◆ **Work required**: Output the material below in its entirety, exactly as given.

[Dataset items]
=====
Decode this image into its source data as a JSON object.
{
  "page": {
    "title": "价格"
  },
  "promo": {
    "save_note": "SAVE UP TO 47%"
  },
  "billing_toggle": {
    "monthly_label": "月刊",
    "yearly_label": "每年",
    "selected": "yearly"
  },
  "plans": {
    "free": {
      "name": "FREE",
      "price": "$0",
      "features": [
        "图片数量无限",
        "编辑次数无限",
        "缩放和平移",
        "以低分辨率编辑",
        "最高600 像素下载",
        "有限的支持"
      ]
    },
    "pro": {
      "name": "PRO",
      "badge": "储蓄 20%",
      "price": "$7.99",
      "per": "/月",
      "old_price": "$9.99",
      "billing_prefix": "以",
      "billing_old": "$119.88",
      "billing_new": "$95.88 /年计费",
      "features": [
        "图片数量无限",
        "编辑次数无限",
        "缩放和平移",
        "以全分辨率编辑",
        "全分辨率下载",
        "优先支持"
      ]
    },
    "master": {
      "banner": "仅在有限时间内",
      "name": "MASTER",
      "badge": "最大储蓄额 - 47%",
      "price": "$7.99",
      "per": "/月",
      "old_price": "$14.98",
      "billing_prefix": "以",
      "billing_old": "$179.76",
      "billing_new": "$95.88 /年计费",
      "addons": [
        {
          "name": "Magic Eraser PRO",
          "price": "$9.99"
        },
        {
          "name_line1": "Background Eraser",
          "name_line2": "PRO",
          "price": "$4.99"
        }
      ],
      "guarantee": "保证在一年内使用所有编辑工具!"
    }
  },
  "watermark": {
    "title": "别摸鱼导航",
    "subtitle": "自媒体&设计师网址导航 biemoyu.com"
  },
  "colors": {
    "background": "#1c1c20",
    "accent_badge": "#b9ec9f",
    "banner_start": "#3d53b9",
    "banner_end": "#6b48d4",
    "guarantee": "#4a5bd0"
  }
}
=====
◆ **Output of the task**:
Decode this image into its source data as a JSON object.
{
  "page": {
    "title": "价格"
  },
  "promo": {
    "save_note": "SAVE UP TO 47%"
  },
  "billing_toggle": {
    "monthly_label": "月刊",
    "yearly_label": "每年",
    "selected": "yearly"
  },
  "plans": {
    "free": {
      "name": "FREE",
      "price": "$0",
      "features": [
        "图片数量无限",
        "编辑次数无限",
        "缩放和平移",
        "以低分辨率编辑",
        "最高600 像素下载",
        "有限的支持"
      ]
    },
    "pro": {
      "name": "PRO",
      "badge": "储蓄 20%",
      "price": "$7.99",
      "per": "/月",
      "old_price": "$9.99",
      "billing_prefix": "以",
      "billing_old": "$119.88",
      "billing_new": "$95.88 /年计费",
      "features": [
        "图片数量无限",
        "编辑次数无限",
        "缩放和平移",
        "以全分辨率编辑",
        "全分辨率下载",
        "优先支持"
      ]
    },
    "master": {
      "banner": "仅在有限时间内",
      "name": "MASTER",
      "badge": "最大储蓄额 - 47%",
      "price": "$7.99",
      "per": "/月",
      "old_price": "$14.98",
      "billing_prefix": "以",
      "billing_old": "$179.76",
      "billing_new": "$95.88 /年计费",
      "addons": [
        {
          "name": "Magic Eraser PRO",
          "price": "$9.99"
        },
        {
          "name_line1": "Background Eraser",
          "name_line2": "PRO",
          "price": "$4.99"
        }
      ],
      "guarantee": "保证在一年内使用所有编辑工具!"
    }
  },
  "watermark": {
    "title": "别摸鱼导航",
    "subtitle": "自媒体&设计师网址导航 biemoyu.com"
  },
  "colors": {
    "background": "#1c1c20",
    "accent_badge": "#b9ec9f",
    "banner_start": "#3d53b9",
    "banner_end": "#6b48d4",
    "guarantee": "#4a5bd0"
  }
}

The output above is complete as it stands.